Task brief — Copy nothing but the text: reproduce each line of the listing exactly and leave the pictures out.

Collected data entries

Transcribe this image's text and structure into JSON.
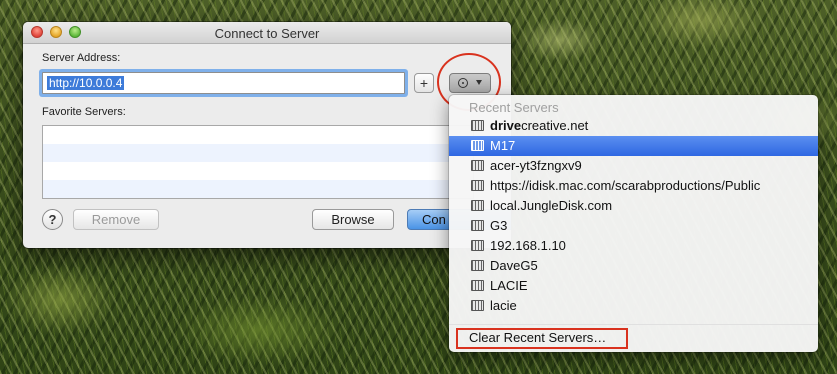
{
  "window": {
    "title": "Connect to Server",
    "server_address_label": "Server Address:",
    "server_address_value": "http://10.0.0.4",
    "add_favorite_label": "+",
    "favorite_servers_label": "Favorite Servers:",
    "favorites": [],
    "help_label": "?",
    "remove_label": "Remove",
    "browse_label": "Browse",
    "connect_label": "Con"
  },
  "recent_menu": {
    "header": "Recent Servers",
    "items": [
      {
        "bold": "drive",
        "rest": "creative.net",
        "selected": false
      },
      {
        "bold": "",
        "rest": "M17",
        "selected": true
      },
      {
        "bold": "",
        "rest": "acer-yt3fzngxv9",
        "selected": false
      },
      {
        "bold": "",
        "rest": "https://idisk.mac.com/scarabproductions/Public",
        "selected": false
      },
      {
        "bold": "",
        "rest": "local.JungleDisk.com",
        "selected": false
      },
      {
        "bold": "",
        "rest": "G3",
        "selected": false
      },
      {
        "bold": "",
        "rest": "192.168.1.10",
        "selected": false
      },
      {
        "bold": "",
        "rest": "DaveG5",
        "selected": false
      },
      {
        "bold": "",
        "rest": "LACIE",
        "selected": false
      },
      {
        "bold": "",
        "rest": "lacie",
        "selected": false
      }
    ],
    "clear_label": "Clear Recent Servers…"
  },
  "icons": {
    "recent_button": "clock-icon",
    "dropdown": "caret-down-icon",
    "server": "network-server-icon"
  },
  "colors": {
    "selection": "#2e67e2",
    "annotation": "#d9321e"
  }
}
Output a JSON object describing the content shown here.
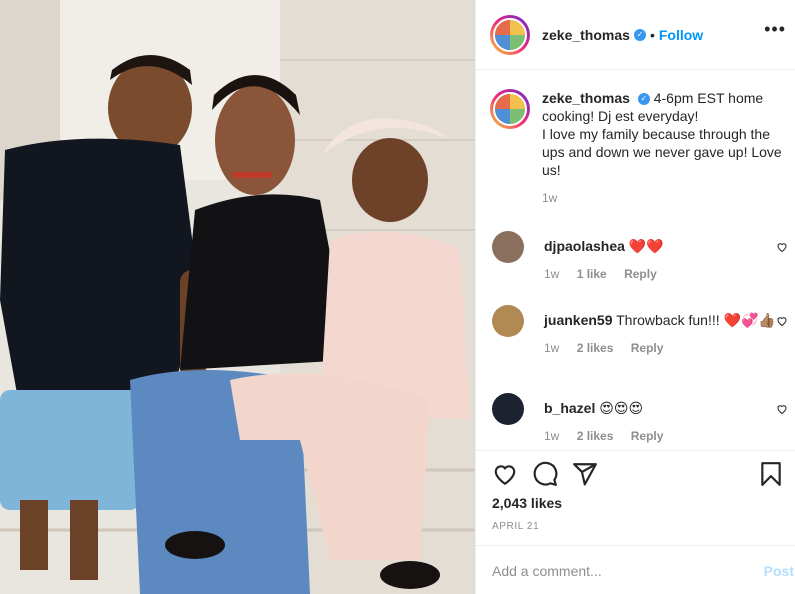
{
  "post": {
    "username": "zeke_thomas",
    "follow_label": "Follow",
    "more_label": "•••"
  },
  "caption": {
    "username": "zeke_thomas",
    "text": "4-6pm EST home cooking! Dj est everyday!\nI love my family because through the ups and down we never gave up! Love us!",
    "time": "1w"
  },
  "comments": [
    {
      "username": "djpaolashea",
      "text": "",
      "emoji": "❤️❤️",
      "time": "1w",
      "likes": "1 like",
      "reply": "Reply"
    },
    {
      "username": "juanken59",
      "text": "Throwback fun!!!",
      "emoji": "❤️💞👍🏽",
      "time": "1w",
      "likes": "2 likes",
      "reply": "Reply"
    },
    {
      "username": "b_hazel",
      "text": "",
      "emoji": "😍😍😍",
      "time": "1w",
      "likes": "2 likes",
      "reply": "Reply"
    }
  ],
  "stats": {
    "likes": "2,043 likes",
    "date": "APRIL 21"
  },
  "composer": {
    "placeholder": "Add a comment...",
    "post_label": "Post"
  },
  "colors": {
    "accent": "#0095f6",
    "post_disabled": "#b2dffc",
    "muted": "#8e8e8e",
    "heart": "#ed4956"
  },
  "icons": [
    "more-options-icon",
    "verified-badge-icon",
    "like-icon",
    "comment-icon",
    "share-icon",
    "save-icon",
    "comment-like-icon"
  ]
}
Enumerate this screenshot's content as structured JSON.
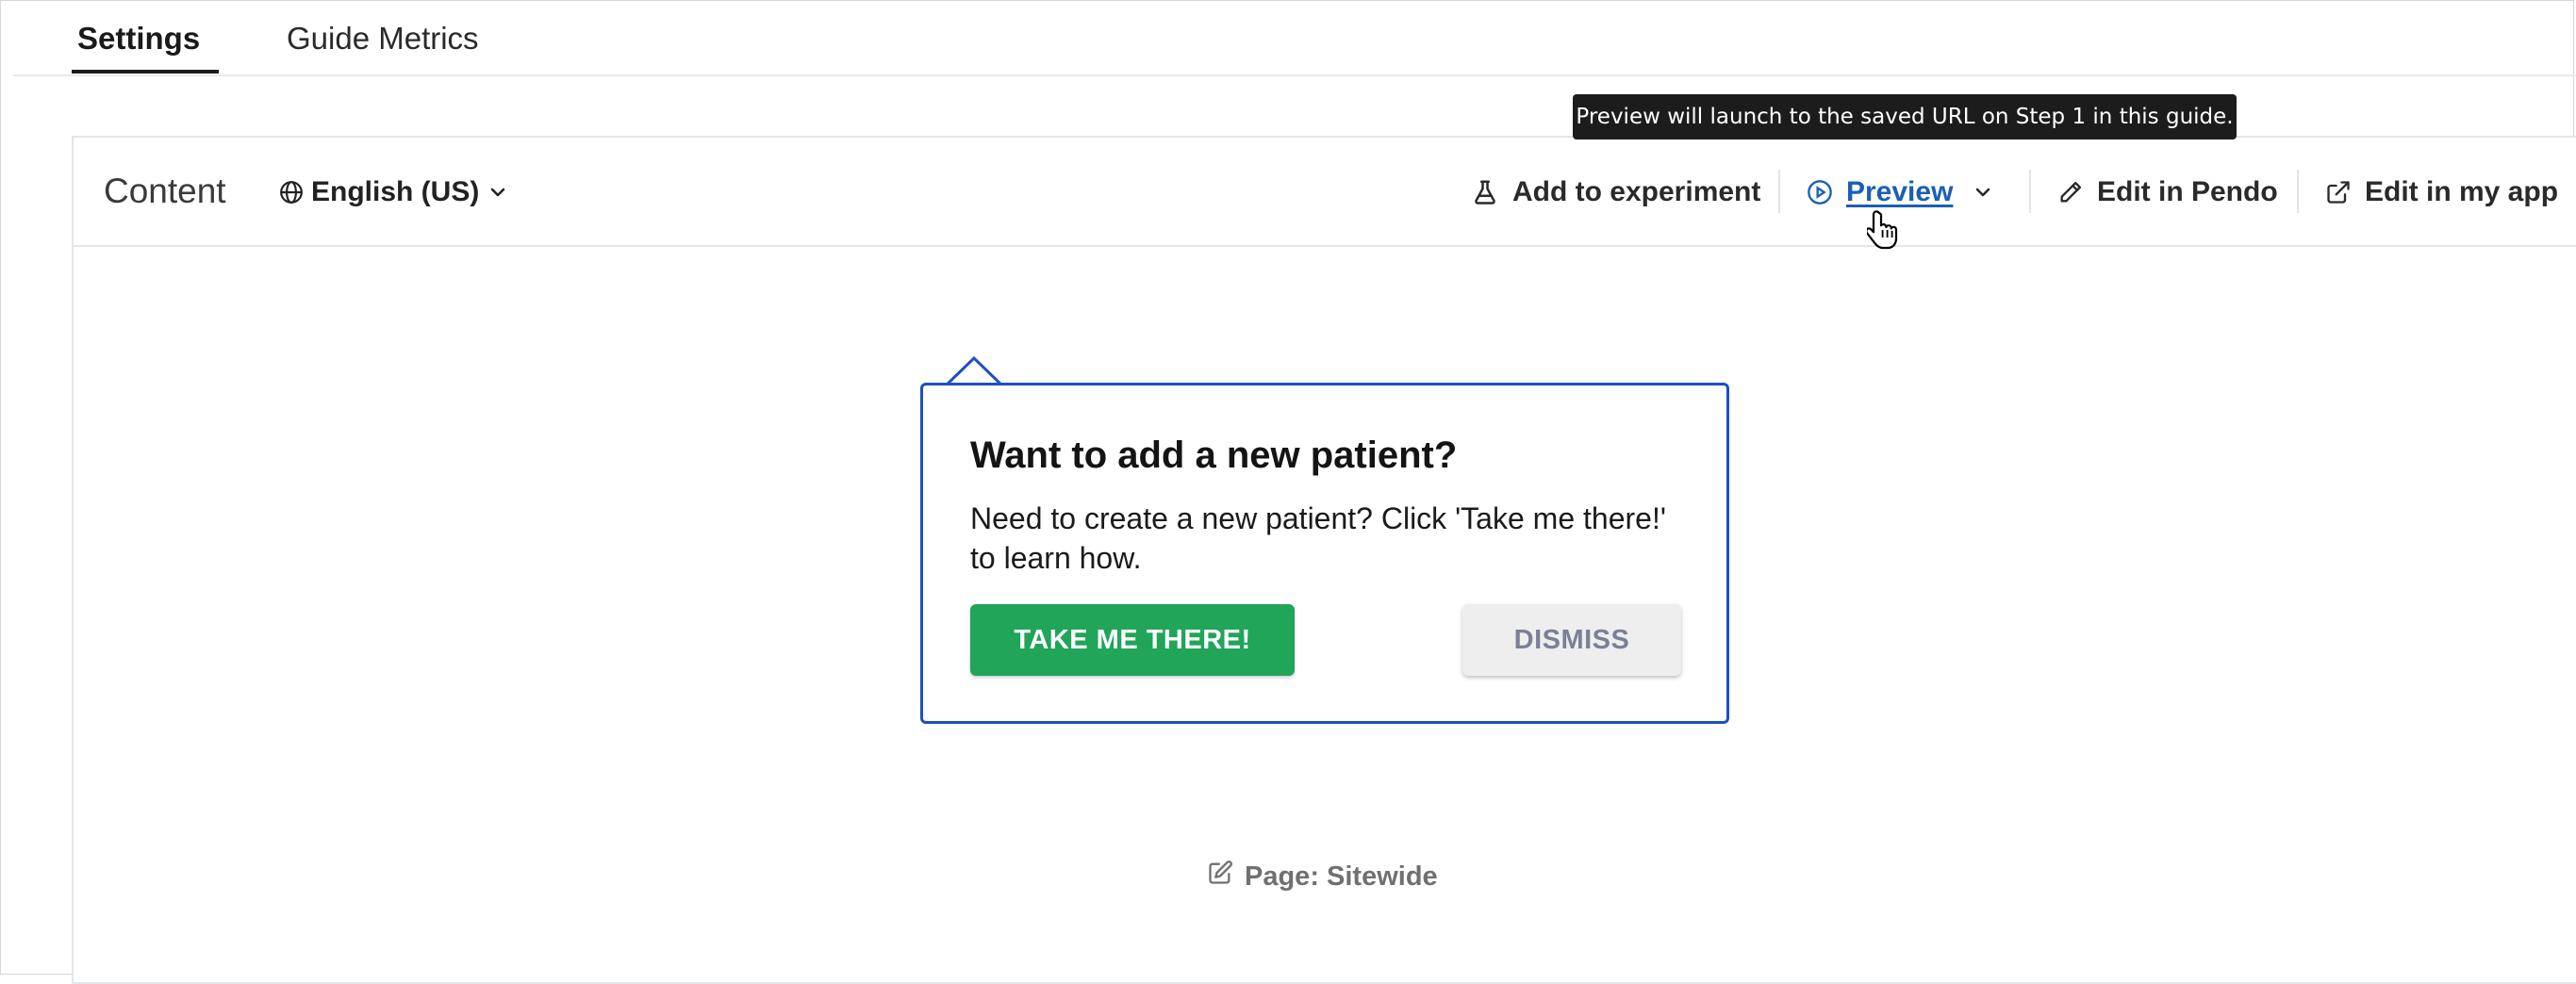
{
  "tabs": [
    {
      "label": "Settings",
      "active": true
    },
    {
      "label": "Guide Metrics",
      "active": false
    }
  ],
  "content": {
    "title": "Content",
    "language": "English (US)"
  },
  "actions": {
    "add_to_experiment": "Add to experiment",
    "preview": "Preview",
    "edit_in_pendo": "Edit in Pendo",
    "edit_in_my_app": "Edit in my app"
  },
  "tooltip": {
    "text": "Preview will launch to the saved URL on Step 1 in this guide."
  },
  "guide": {
    "title": "Want to add a new patient?",
    "body": "Need to create a new patient?  Click 'Take me there!'  to learn how.",
    "primary_button": "TAKE ME THERE!",
    "secondary_button": "DISMISS"
  },
  "page": {
    "label": "Page: Sitewide"
  },
  "colors": {
    "accent": "#1a5fb4",
    "guide_border": "#1d4fc4",
    "primary_button": "#20a559",
    "tooltip_bg": "#1c1c1c"
  }
}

Task response —
Transcribe this image's text and structure into JSON.
{
  "window": {
    "title": "Connect to Server",
    "server_address_label": "Server Address:",
    "server_address_value": "http://10.0.0.4",
    "add_favorite_label": "+",
    "favorite_servers_label": "Favorite Servers:",
    "favorites": [],
    "help_label": "?",
    "remove_label": "Remove",
    "browse_label": "Browse",
    "connect_label": "Con"
  },
  "recent_menu": {
    "header": "Recent Servers",
    "items": [
      {
        "bold": "drive",
        "rest": "creative.net",
        "selected": false
      },
      {
        "bold": "",
        "rest": "M17",
        "selected": true
      },
      {
        "bold": "",
        "rest": "acer-yt3fzngxv9",
        "selected": false
      },
      {
        "bold": "",
        "rest": "https://idisk.mac.com/scarabproductions/Public",
        "selected": false
      },
      {
        "bold": "",
        "rest": "local.JungleDisk.com",
        "selected": false
      },
      {
        "bold": "",
        "rest": "G3",
        "selected": false
      },
      {
        "bold": "",
        "rest": "192.168.1.10",
        "selected": false
      },
      {
        "bold": "",
        "rest": "DaveG5",
        "selected": false
      },
      {
        "bold": "",
        "rest": "LACIE",
        "selected": false
      },
      {
        "bold": "",
        "rest": "lacie",
        "selected": false
      }
    ],
    "clear_label": "Clear Recent Servers…"
  },
  "icons": {
    "recent_button": "clock-icon",
    "dropdown": "caret-down-icon",
    "server": "network-server-icon"
  },
  "colors": {
    "selection": "#2e67e2",
    "annotation": "#d9321e"
  }
}
Output a JSON object describing the content shown here.
{
  "post": {
    "username": "zeke_thomas",
    "follow_label": "Follow",
    "more_label": "•••"
  },
  "caption": {
    "username": "zeke_thomas",
    "text": "4-6pm EST home cooking! Dj est everyday!\nI love my family because through the ups and down we never gave up! Love us!",
    "time": "1w"
  },
  "comments": [
    {
      "username": "djpaolashea",
      "text": "",
      "emoji": "❤️❤️",
      "time": "1w",
      "likes": "1 like",
      "reply": "Reply"
    },
    {
      "username": "juanken59",
      "text": "Throwback fun!!!",
      "emoji": "❤️💞👍🏽",
      "time": "1w",
      "likes": "2 likes",
      "reply": "Reply"
    },
    {
      "username": "b_hazel",
      "text": "",
      "emoji": "😍😍😍",
      "time": "1w",
      "likes": "2 likes",
      "reply": "Reply"
    }
  ],
  "stats": {
    "likes": "2,043 likes",
    "date": "APRIL 21"
  },
  "composer": {
    "placeholder": "Add a comment...",
    "post_label": "Post"
  },
  "colors": {
    "accent": "#0095f6",
    "post_disabled": "#b2dffc",
    "muted": "#8e8e8e",
    "heart": "#ed4956"
  },
  "icons": [
    "more-options-icon",
    "verified-badge-icon",
    "like-icon",
    "comment-icon",
    "share-icon",
    "save-icon",
    "comment-like-icon"
  ]
}
Enumerate this screenshot's content as structured JSON.
{
  "tabs": [
    {
      "label": "Settings",
      "active": true
    },
    {
      "label": "Guide Metrics",
      "active": false
    }
  ],
  "content": {
    "title": "Content",
    "language": "English (US)"
  },
  "actions": {
    "add_to_experiment": "Add to experiment",
    "preview": "Preview",
    "edit_in_pendo": "Edit in Pendo",
    "edit_in_my_app": "Edit in my app"
  },
  "tooltip": {
    "text": "Preview will launch to the saved URL on Step 1 in this guide."
  },
  "guide": {
    "title": "Want to add a new patient?",
    "body": "Need to create a new patient?  Click 'Take me there!'  to learn how.",
    "primary_button": "TAKE ME THERE!",
    "secondary_button": "DISMISS"
  },
  "page": {
    "label": "Page: Sitewide"
  },
  "colors": {
    "accent": "#1a5fb4",
    "guide_border": "#1d4fc4",
    "primary_button": "#20a559",
    "tooltip_bg": "#1c1c1c"
  }
}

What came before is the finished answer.